● **Challenge**
Going through the material below, please gather all lines with the word "JSON" in them.

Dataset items
────

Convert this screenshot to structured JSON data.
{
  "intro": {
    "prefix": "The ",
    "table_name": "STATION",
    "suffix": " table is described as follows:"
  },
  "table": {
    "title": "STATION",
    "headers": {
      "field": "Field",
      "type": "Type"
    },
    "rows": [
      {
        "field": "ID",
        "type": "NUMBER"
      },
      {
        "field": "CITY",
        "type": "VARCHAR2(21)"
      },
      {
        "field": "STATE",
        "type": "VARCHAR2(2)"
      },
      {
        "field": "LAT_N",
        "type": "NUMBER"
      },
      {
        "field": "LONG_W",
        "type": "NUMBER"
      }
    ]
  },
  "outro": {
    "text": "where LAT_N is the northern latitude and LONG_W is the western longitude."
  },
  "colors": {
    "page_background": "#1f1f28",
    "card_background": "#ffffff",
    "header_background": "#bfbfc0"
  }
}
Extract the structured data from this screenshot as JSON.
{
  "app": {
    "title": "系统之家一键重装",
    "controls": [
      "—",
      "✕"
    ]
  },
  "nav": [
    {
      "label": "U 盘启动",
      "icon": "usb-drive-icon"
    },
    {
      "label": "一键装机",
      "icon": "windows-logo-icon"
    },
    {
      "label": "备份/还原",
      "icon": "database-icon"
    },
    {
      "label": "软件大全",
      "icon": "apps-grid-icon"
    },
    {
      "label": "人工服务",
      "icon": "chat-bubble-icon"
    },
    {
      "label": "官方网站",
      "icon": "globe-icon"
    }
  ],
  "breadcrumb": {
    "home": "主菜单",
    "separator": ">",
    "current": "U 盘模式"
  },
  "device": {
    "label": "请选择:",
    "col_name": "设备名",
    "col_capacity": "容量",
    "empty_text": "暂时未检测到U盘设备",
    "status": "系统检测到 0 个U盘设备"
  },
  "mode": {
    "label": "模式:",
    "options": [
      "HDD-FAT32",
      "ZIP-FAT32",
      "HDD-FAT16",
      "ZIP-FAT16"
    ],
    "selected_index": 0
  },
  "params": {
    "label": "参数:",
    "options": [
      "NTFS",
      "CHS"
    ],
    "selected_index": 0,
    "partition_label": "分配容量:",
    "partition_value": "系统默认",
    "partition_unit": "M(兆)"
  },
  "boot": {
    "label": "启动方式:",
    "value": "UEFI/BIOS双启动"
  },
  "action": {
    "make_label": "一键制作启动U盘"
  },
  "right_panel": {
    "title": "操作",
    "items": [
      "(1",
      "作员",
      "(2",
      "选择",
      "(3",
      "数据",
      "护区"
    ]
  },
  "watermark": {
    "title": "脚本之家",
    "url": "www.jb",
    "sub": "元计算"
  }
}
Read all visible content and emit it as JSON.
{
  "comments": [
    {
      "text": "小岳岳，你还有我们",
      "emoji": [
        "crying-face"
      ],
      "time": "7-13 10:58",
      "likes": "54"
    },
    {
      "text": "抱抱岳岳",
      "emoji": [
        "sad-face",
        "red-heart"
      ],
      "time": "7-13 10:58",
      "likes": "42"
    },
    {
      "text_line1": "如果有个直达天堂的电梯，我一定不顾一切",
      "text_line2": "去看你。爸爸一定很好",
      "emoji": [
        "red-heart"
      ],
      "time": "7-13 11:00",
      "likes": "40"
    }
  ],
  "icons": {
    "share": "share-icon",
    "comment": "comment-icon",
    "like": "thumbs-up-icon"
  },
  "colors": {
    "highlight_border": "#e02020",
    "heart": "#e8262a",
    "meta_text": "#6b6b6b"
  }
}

────

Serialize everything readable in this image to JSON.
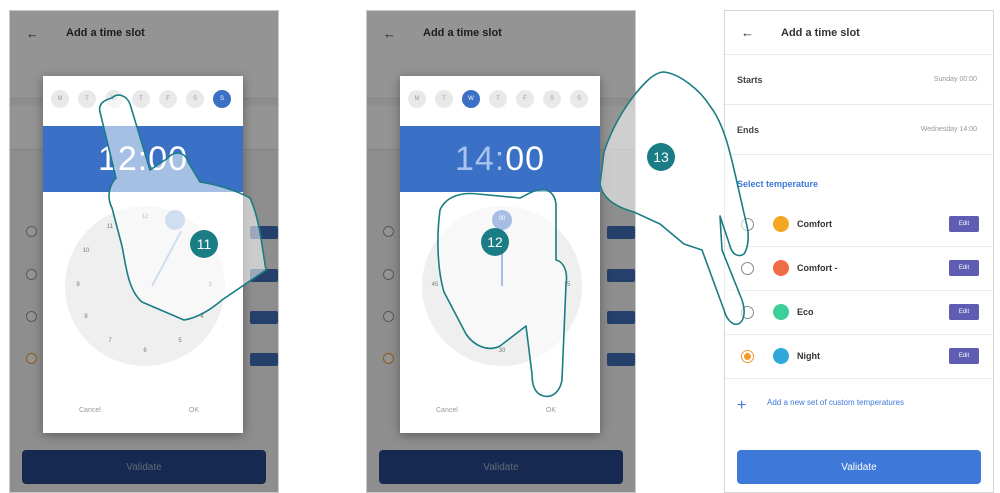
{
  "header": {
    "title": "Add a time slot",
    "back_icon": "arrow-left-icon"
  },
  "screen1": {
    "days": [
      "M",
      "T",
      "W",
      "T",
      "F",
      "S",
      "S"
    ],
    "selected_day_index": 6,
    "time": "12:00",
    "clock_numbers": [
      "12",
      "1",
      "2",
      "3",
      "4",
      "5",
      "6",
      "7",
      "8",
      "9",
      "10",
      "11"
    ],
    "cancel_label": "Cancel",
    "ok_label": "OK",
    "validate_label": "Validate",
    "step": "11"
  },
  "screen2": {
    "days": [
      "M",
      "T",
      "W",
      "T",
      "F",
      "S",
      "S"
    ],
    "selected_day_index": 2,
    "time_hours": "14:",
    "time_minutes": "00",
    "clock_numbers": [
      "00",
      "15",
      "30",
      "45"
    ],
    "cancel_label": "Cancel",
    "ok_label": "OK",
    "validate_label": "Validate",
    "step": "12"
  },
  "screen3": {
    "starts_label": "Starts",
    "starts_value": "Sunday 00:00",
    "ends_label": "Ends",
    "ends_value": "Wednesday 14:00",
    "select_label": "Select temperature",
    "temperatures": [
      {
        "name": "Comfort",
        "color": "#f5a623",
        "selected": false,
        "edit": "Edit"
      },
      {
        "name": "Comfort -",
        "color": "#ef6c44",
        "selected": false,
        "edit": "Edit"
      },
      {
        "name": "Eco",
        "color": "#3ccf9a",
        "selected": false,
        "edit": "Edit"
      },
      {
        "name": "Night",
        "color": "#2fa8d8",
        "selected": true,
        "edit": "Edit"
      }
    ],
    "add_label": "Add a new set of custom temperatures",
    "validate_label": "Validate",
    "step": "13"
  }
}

────

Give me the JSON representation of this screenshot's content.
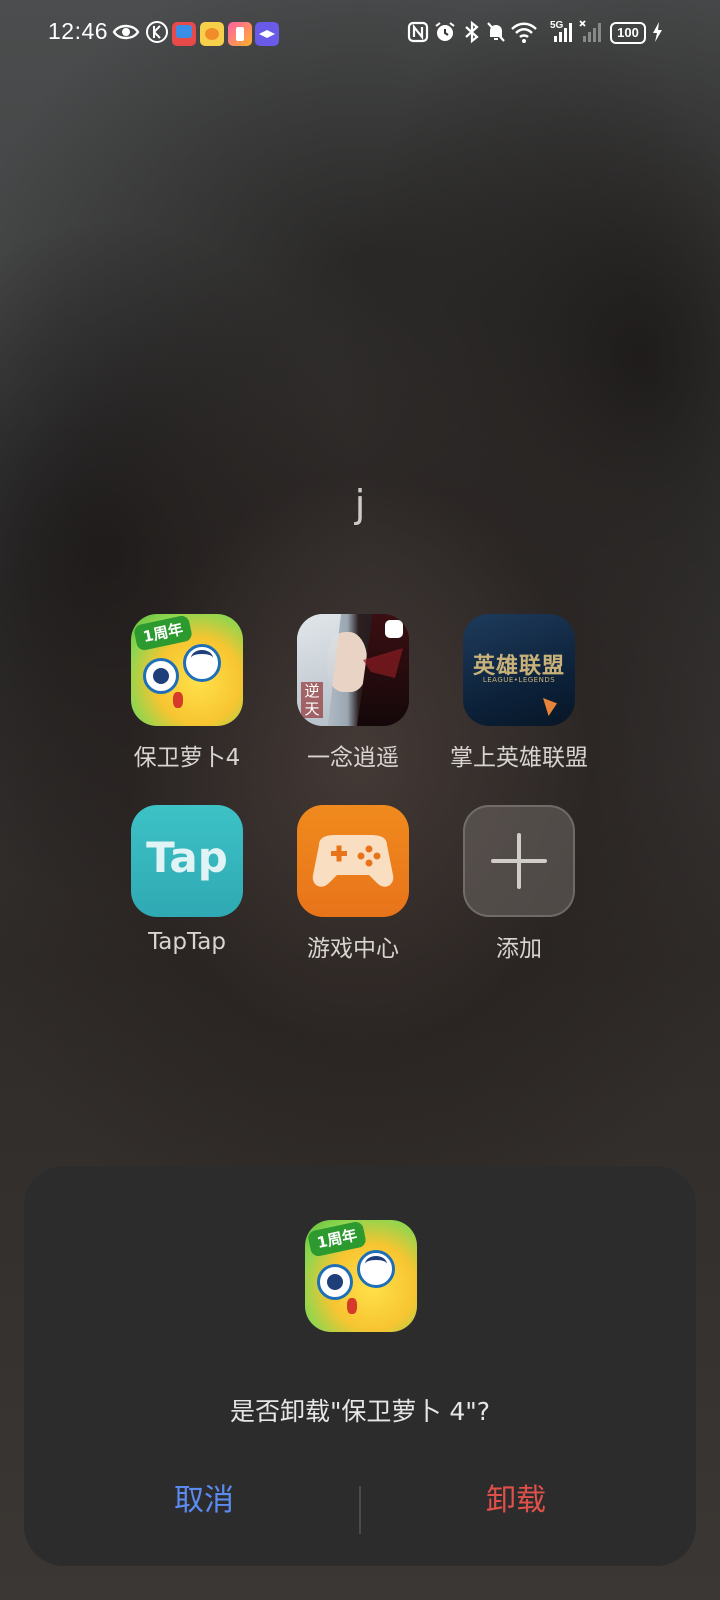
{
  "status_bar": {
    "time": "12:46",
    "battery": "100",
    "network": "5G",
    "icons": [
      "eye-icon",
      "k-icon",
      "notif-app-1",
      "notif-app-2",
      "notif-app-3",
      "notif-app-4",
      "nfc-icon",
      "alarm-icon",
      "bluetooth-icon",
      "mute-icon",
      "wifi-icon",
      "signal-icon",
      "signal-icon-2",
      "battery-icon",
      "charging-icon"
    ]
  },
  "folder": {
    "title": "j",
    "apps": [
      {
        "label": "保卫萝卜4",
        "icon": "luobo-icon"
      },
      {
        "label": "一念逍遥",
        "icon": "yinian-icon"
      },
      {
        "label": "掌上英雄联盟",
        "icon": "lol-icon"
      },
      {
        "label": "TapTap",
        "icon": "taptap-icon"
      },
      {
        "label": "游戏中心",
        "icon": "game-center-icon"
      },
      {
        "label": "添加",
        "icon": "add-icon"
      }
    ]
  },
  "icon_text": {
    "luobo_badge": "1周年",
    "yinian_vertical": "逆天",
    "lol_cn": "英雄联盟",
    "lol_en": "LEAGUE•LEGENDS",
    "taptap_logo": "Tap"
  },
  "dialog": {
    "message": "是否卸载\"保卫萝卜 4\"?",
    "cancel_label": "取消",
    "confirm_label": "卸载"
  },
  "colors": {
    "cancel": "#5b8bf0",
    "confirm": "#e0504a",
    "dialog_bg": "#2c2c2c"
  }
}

────

● **Response to this exercise**
Convert this screenshot to structured JSON data.
Extract the structured data from this screenshot as JSON.
Read all visible content and emit it as JSON.
Serialize everything readable in this image to JSON.
Give me the JSON representation of this screenshot's content.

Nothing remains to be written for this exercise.